* **WHAT THE EXERCISE ASKS**
Below are some records; return each one exactly.

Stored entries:
__________________________________________________

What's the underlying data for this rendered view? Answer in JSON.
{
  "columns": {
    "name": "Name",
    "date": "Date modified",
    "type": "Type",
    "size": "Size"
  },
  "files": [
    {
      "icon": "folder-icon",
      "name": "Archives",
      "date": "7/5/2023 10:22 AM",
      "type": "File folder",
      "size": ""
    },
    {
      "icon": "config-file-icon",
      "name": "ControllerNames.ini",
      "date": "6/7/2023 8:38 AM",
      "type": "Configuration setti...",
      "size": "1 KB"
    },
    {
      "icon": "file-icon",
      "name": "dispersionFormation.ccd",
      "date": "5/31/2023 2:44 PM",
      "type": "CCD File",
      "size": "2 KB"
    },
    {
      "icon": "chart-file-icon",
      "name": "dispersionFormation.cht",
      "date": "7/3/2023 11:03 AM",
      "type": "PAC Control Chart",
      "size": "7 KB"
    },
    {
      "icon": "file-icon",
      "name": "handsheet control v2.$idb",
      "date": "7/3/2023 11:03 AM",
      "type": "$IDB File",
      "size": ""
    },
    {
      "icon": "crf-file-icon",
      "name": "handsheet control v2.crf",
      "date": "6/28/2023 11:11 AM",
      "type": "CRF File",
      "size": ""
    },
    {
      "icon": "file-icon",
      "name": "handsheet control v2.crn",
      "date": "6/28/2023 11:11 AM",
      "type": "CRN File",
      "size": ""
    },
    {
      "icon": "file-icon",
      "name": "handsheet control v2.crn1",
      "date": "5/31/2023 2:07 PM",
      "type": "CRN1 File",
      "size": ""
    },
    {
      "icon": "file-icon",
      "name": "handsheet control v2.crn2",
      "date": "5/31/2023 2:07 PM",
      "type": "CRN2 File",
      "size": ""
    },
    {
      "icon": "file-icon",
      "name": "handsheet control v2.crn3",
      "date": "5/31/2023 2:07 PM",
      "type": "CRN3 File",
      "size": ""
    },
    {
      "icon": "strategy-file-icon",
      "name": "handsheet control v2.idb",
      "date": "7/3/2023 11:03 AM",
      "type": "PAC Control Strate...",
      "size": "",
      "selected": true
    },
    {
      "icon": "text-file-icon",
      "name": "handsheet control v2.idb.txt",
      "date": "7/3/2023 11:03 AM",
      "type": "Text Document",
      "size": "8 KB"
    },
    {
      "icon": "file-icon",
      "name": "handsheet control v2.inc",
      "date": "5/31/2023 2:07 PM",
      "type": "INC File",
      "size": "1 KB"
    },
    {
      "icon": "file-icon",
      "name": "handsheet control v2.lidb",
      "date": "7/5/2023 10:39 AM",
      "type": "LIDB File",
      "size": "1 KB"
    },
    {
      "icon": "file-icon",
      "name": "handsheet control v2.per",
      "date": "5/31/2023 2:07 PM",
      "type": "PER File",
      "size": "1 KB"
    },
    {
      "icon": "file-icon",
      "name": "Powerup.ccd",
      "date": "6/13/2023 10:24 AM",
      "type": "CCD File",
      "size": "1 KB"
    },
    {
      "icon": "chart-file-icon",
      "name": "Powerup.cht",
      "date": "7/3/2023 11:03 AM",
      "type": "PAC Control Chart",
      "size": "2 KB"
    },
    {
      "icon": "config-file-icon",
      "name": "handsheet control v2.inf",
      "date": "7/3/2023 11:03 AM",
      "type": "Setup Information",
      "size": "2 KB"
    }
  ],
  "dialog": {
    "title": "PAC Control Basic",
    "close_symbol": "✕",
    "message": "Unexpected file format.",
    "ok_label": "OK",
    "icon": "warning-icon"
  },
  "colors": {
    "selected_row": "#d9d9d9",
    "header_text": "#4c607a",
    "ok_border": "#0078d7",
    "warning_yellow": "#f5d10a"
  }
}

__________________________________________________

* **REPLY**
What's the underlying data for this rendered view? Answer in JSON.
{
  "columns": {
    "name": "Name",
    "date": "Date modified",
    "type": "Type",
    "size": "Size"
  },
  "files": [
    {
      "icon": "folder-icon",
      "name": "Archives",
      "date": "7/5/2023 10:22 AM",
      "type": "File folder",
      "size": ""
    },
    {
      "icon": "config-file-icon",
      "name": "ControllerNames.ini",
      "date": "6/7/2023 8:38 AM",
      "type": "Configuration setti...",
      "size": "1 KB"
    },
    {
      "icon": "file-icon",
      "name": "dispersionFormation.ccd",
      "date": "5/31/2023 2:44 PM",
      "type": "CCD File",
      "size": "2 KB"
    },
    {
      "icon": "chart-file-icon",
      "name": "dispersionFormation.cht",
      "date": "7/3/2023 11:03 AM",
      "type": "PAC Control Chart",
      "size": "7 KB"
    },
    {
      "icon": "file-icon",
      "name": "handsheet control v2.$idb",
      "date": "7/3/2023 11:03 AM",
      "type": "$IDB File",
      "size": ""
    },
    {
      "icon": "crf-file-icon",
      "name": "handsheet control v2.crf",
      "date": "6/28/2023 11:11 AM",
      "type": "CRF File",
      "size": ""
    },
    {
      "icon": "file-icon",
      "name": "handsheet control v2.crn",
      "date": "6/28/2023 11:11 AM",
      "type": "CRN File",
      "size": ""
    },
    {
      "icon": "file-icon",
      "name": "handsheet control v2.crn1",
      "date": "5/31/2023 2:07 PM",
      "type": "CRN1 File",
      "size": ""
    },
    {
      "icon": "file-icon",
      "name": "handsheet control v2.crn2",
      "date": "5/31/2023 2:07 PM",
      "type": "CRN2 File",
      "size": ""
    },
    {
      "icon": "file-icon",
      "name": "handsheet control v2.crn3",
      "date": "5/31/2023 2:07 PM",
      "type": "CRN3 File",
      "size": ""
    },
    {
      "icon": "strategy-file-icon",
      "name": "handsheet control v2.idb",
      "date": "7/3/2023 11:03 AM",
      "type": "PAC Control Strate...",
      "size": "",
      "selected": true
    },
    {
      "icon": "text-file-icon",
      "name": "handsheet control v2.idb.txt",
      "date": "7/3/2023 11:03 AM",
      "type": "Text Document",
      "size": "8 KB"
    },
    {
      "icon": "file-icon",
      "name": "handsheet control v2.inc",
      "date": "5/31/2023 2:07 PM",
      "type": "INC File",
      "size": "1 KB"
    },
    {
      "icon": "file-icon",
      "name": "handsheet control v2.lidb",
      "date": "7/5/2023 10:39 AM",
      "type": "LIDB File",
      "size": "1 KB"
    },
    {
      "icon": "file-icon",
      "name": "handsheet control v2.per",
      "date": "5/31/2023 2:07 PM",
      "type": "PER File",
      "size": "1 KB"
    },
    {
      "icon": "file-icon",
      "name": "Powerup.ccd",
      "date": "6/13/2023 10:24 AM",
      "type": "CCD File",
      "size": "1 KB"
    },
    {
      "icon": "chart-file-icon",
      "name": "Powerup.cht",
      "date": "7/3/2023 11:03 AM",
      "type": "PAC Control Chart",
      "size": "2 KB"
    },
    {
      "icon": "config-file-icon",
      "name": "handsheet control v2.inf",
      "date": "7/3/2023 11:03 AM",
      "type": "Setup Information",
      "size": "2 KB"
    }
  ],
  "dialog": {
    "title": "PAC Control Basic",
    "close_symbol": "✕",
    "message": "Unexpected file format.",
    "ok_label": "OK",
    "icon": "warning-icon"
  },
  "colors": {
    "selected_row": "#d9d9d9",
    "header_text": "#4c607a",
    "ok_border": "#0078d7",
    "warning_yellow": "#f5d10a"
  }
}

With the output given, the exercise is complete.